## REQUIRED WORK
The records that follow are to be repeated without alteration.

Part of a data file
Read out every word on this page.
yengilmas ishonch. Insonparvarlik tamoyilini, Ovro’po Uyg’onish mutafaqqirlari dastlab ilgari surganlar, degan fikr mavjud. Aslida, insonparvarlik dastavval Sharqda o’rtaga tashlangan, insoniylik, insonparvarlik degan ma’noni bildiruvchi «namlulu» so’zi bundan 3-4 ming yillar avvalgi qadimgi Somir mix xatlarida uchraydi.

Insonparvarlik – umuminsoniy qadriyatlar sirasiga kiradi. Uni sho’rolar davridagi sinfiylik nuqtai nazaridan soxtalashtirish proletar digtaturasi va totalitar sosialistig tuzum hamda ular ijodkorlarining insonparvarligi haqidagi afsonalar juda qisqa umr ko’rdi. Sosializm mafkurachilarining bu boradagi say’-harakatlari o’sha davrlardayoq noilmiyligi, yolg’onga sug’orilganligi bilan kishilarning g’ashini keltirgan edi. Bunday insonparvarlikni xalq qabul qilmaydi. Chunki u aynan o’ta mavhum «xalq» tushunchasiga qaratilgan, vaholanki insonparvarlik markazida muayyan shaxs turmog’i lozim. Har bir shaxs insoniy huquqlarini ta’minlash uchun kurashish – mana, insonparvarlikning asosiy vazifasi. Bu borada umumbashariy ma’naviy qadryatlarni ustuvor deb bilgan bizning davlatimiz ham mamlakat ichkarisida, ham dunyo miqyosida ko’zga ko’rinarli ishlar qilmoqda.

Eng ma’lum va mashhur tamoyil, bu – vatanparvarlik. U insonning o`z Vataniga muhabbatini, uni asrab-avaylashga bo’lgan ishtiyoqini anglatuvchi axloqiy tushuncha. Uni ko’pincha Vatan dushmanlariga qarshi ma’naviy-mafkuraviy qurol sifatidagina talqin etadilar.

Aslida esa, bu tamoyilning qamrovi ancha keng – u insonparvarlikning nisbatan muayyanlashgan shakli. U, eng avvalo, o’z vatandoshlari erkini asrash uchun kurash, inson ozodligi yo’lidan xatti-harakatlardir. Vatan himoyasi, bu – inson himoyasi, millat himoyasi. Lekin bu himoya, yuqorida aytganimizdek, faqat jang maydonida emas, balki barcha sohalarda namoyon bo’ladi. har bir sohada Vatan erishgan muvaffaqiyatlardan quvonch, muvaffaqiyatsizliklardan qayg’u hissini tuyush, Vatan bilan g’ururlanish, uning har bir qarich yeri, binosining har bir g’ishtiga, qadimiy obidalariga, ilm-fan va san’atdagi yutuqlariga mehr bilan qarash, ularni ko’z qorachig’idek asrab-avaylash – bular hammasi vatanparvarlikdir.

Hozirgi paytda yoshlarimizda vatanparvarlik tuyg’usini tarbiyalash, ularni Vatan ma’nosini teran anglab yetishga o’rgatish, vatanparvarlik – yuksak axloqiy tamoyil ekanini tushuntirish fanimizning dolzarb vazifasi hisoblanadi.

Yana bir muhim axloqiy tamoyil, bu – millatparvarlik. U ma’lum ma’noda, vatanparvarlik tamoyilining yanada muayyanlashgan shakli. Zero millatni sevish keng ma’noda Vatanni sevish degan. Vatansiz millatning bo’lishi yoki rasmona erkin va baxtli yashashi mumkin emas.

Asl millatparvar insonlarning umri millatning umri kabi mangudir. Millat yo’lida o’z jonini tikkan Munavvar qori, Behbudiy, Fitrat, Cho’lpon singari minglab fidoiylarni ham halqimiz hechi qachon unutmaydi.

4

## RESPONSE FOR THIS EXERCISE
Read out every word on this page.
yengilmas ishonch. Insonparvarlik tamoyilini, Ovro’po Uyg’onish mutafaqqirlari dastlab ilgari surganlar, degan fikr mavjud. Aslida, insonparvarlik dastavval Sharqda o’rtaga tashlangan, insoniylik, insonparvarlik degan ma’noni bildiruvchi «namlulu» so’zi bundan 3-4 ming yillar avvalgi qadimgi Somir mix xatlarida uchraydi.

Insonparvarlik – umuminsoniy qadriyatlar sirasiga kiradi. Uni sho’rolar davridagi sinfiylik nuqtai nazaridan soxtalashtirish proletar digtaturasi va totalitar sosialistig tuzum hamda ular ijodkorlarining insonparvarligi haqidagi afsonalar juda qisqa umr ko’rdi. Sosializm mafkurachilarining bu boradagi say’-harakatlari o’sha davrlardayoq noilmiyligi, yolg’onga sug’orilganligi bilan kishilarning g’ashini keltirgan edi. Bunday insonparvarlikni xalq qabul qilmaydi. Chunki u aynan o’ta mavhum «xalq» tushunchasiga qaratilgan, vaholanki insonparvarlik markazida muayyan shaxs turmog’i lozim. Har bir shaxs insoniy huquqlarini ta’minlash uchun kurashish – mana, insonparvarlikning asosiy vazifasi. Bu borada umumbashariy ma’naviy qadryatlarni ustuvor deb bilgan bizning davlatimiz ham mamlakat ichkarisida, ham dunyo miqyosida ko’zga ko’rinarli ishlar qilmoqda.

Eng ma’lum va mashhur tamoyil, bu – vatanparvarlik. U insonning o`z Vataniga muhabbatini, uni asrab-avaylashga bo’lgan ishtiyoqini anglatuvchi axloqiy tushuncha. Uni ko’pincha Vatan dushmanlariga qarshi ma’naviy-mafkuraviy qurol sifatidagina talqin etadilar.

Aslida esa, bu tamoyilning qamrovi ancha keng – u insonparvarlikning nisbatan muayyanlashgan shakli. U, eng avvalo, o’z vatandoshlari erkini asrash uchun kurash, inson ozodligi yo’lidan xatti-harakatlardir. Vatan himoyasi, bu – inson himoyasi, millat himoyasi. Lekin bu himoya, yuqorida aytganimizdek, faqat jang maydonida emas, balki barcha sohalarda namoyon bo’ladi. har bir sohada Vatan erishgan muvaffaqiyatlardan quvonch, muvaffaqiyatsizliklardan qayg’u hissini tuyush, Vatan bilan g’ururlanish, uning har bir qarich yeri, binosining har bir g’ishtiga, qadimiy obidalariga, ilm-fan va san’atdagi yutuqlariga mehr bilan qarash, ularni ko’z qorachig’idek asrab-avaylash – bular hammasi vatanparvarlikdir.

Hozirgi paytda yoshlarimizda vatanparvarlik tuyg’usini tarbiyalash, ularni Vatan ma’nosini teran anglab yetishga o’rgatish, vatanparvarlik – yuksak axloqiy tamoyil ekanini tushuntirish fanimizning dolzarb vazifasi hisoblanadi.

Yana bir muhim axloqiy tamoyil, bu – millatparvarlik. U ma’lum ma’noda, vatanparvarlik tamoyilining yanada muayyanlashgan shakli. Zero millatni sevish keng ma’noda Vatanni sevish degan. Vatansiz millatning bo’lishi yoki rasmona erkin va baxtli yashashi mumkin emas.

Asl millatparvar insonlarning umri millatning umri kabi mangudir. Millat yo’lida o’z jonini tikkan Munavvar qori, Behbudiy, Fitrat, Cho’lpon singari minglab fidoiylarni ham halqimiz hechi qachon unutmaydi.

4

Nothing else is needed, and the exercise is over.